=== WHAT NEEDS TO BE DONE ===
Count the lines in the entries below that contain the string "play", with case counting, and reply with only the number.

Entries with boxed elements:

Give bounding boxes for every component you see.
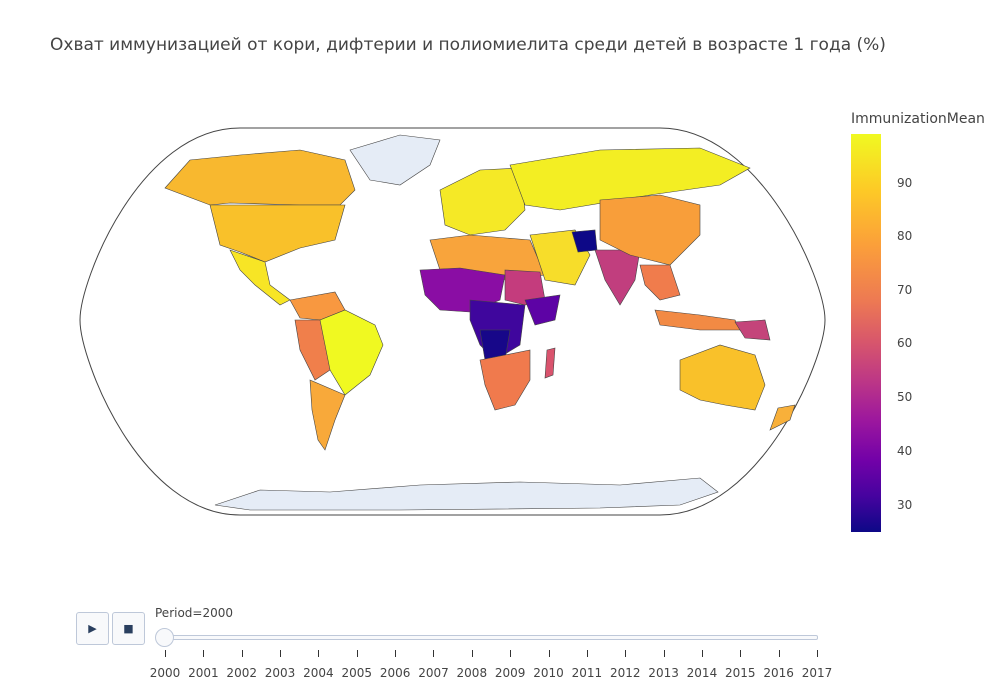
slider-year-label[interactable]: 2000 — [149, 666, 181, 680]
slider-year-label[interactable]: 2001 — [188, 666, 219, 680]
play-icon: ▶ — [88, 622, 97, 635]
slider-year-tick — [625, 650, 627, 657]
slider-year-label[interactable]: 2007 — [418, 666, 449, 680]
slider-track[interactable] — [158, 635, 818, 640]
slider-year-label[interactable]: 2008 — [456, 666, 488, 680]
slider-year-tick — [778, 650, 780, 657]
slider-year-label[interactable]: 2005 — [341, 666, 373, 680]
slider-year-tick — [510, 650, 512, 657]
play-button[interactable]: ▶ — [76, 612, 109, 645]
greenland — [349, 134, 441, 186]
colorbar-tick: 50 — [897, 390, 913, 404]
colorbar-tick: 30 — [897, 498, 913, 512]
slider-year-label[interactable]: 2010 — [533, 666, 564, 680]
slider-year-tick — [471, 650, 473, 657]
southern-africa — [479, 349, 531, 411]
slider-year-tick — [701, 650, 703, 657]
colorbar-title: ImmunizationMean — [851, 111, 985, 127]
china — [599, 194, 701, 266]
slider-year-label[interactable]: 2013 — [648, 666, 679, 680]
mexico — [229, 249, 291, 306]
slider-year-label[interactable]: 2017 — [801, 666, 833, 680]
slider-year-tick — [433, 650, 435, 657]
colorbar-tick: 40 — [897, 444, 913, 458]
slider-year-tick — [280, 650, 282, 657]
europe — [439, 167, 526, 236]
slider-handle[interactable] — [155, 628, 174, 647]
peru-bolivia — [294, 319, 331, 381]
slider-year-label[interactable]: 2012 — [609, 666, 641, 680]
usa — [209, 204, 346, 263]
slider-year-label[interactable]: 2014 — [686, 666, 718, 680]
slider-year-tick — [586, 650, 588, 657]
slider-year-tick — [241, 650, 243, 657]
papua-new-guinea — [734, 319, 771, 341]
horn-of-africa — [524, 294, 561, 326]
colorbar-tick: 80 — [897, 229, 913, 243]
slider-year-label[interactable]: 2004 — [303, 666, 334, 680]
slider-year-label[interactable]: 2016 — [763, 666, 794, 680]
slider-current-label: Period=2000 — [155, 606, 234, 620]
slider-year-tick — [356, 650, 358, 657]
slider-year-tick — [663, 650, 665, 657]
colorbar-tick: 70 — [897, 283, 913, 297]
madagascar — [544, 347, 556, 379]
canada — [164, 149, 356, 206]
colorbar — [851, 134, 881, 532]
middle-east — [529, 229, 591, 286]
australia — [679, 344, 766, 411]
southeast-asia — [639, 264, 681, 301]
colorbar-tick: 90 — [897, 176, 913, 190]
new-zealand — [769, 404, 796, 431]
slider-year-tick — [165, 650, 166, 657]
slider-year-label[interactable]: 2006 — [379, 666, 411, 680]
slider-year-label[interactable]: 2002 — [226, 666, 257, 680]
slider-year-tick — [203, 650, 205, 657]
russia — [509, 147, 751, 211]
slider-year-tick — [740, 650, 742, 657]
stop-icon: ■ — [123, 622, 134, 635]
slider-year-tick — [395, 650, 397, 657]
antarctica — [214, 477, 719, 511]
slider-year-label[interactable]: 2009 — [494, 666, 526, 680]
slider-year-label[interactable]: 2003 — [264, 666, 296, 680]
stop-button[interactable]: ■ — [112, 612, 145, 645]
slider-year-label[interactable]: 2011 — [571, 666, 603, 680]
colorbar-tick: 60 — [897, 336, 913, 350]
slider-year-tick — [817, 650, 818, 657]
slider-year-tick — [548, 650, 550, 657]
argentina-chile — [309, 379, 346, 451]
chart-title: Охват иммунизацией от кори, дифтерии и п… — [50, 35, 886, 55]
slider-year-tick — [318, 650, 320, 657]
slider-year-label[interactable]: 2015 — [725, 666, 756, 680]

=== THE REPLY ===
2